Information shown:
########################################

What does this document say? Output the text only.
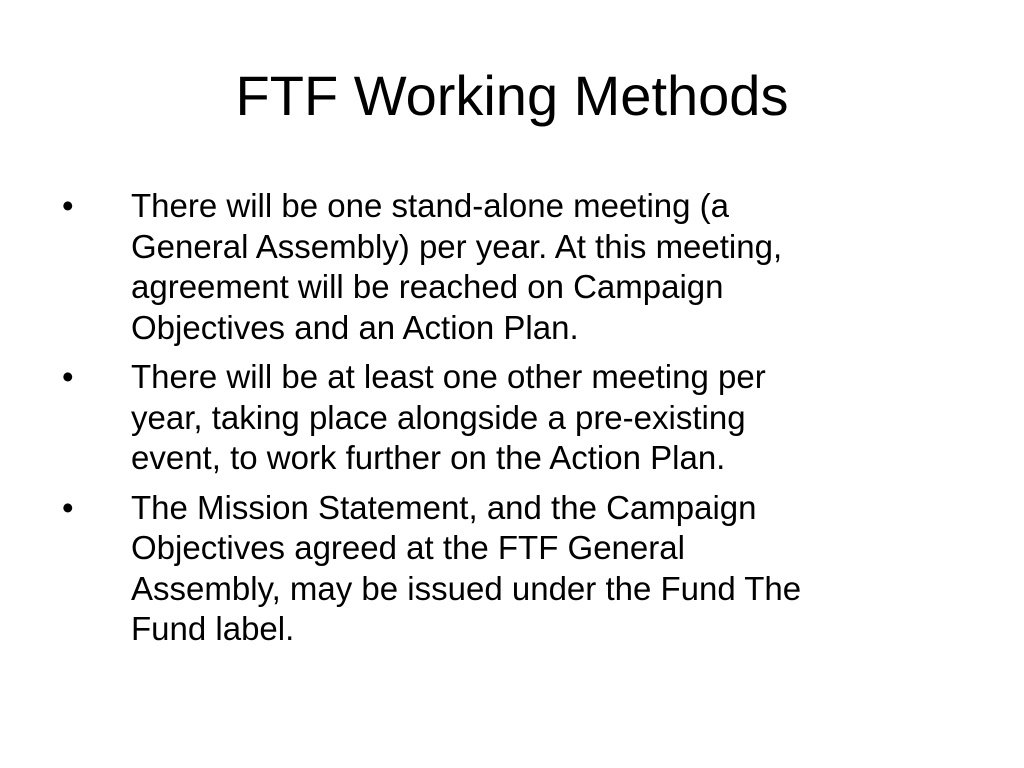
FTF Working Methods
•	There will be one stand-alone meeting (a
General Assembly) per year. At this meeting,
agreement will be reached on Campaign
Objectives and an Action Plan.
•	There will be at least one other meeting per
year, taking place alongside a pre-existing
event, to work further on the Action Plan.
•	The Mission Statement, and the Campaign
Objectives agreed at the FTF General
Assembly, may be issued under the Fund The
Fund label.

########################################

Your task: From the data above, copy out every line with the string "Action" in it.

Answer to the exercise:
Objectives and an Action Plan.
event, to work further on the Action Plan.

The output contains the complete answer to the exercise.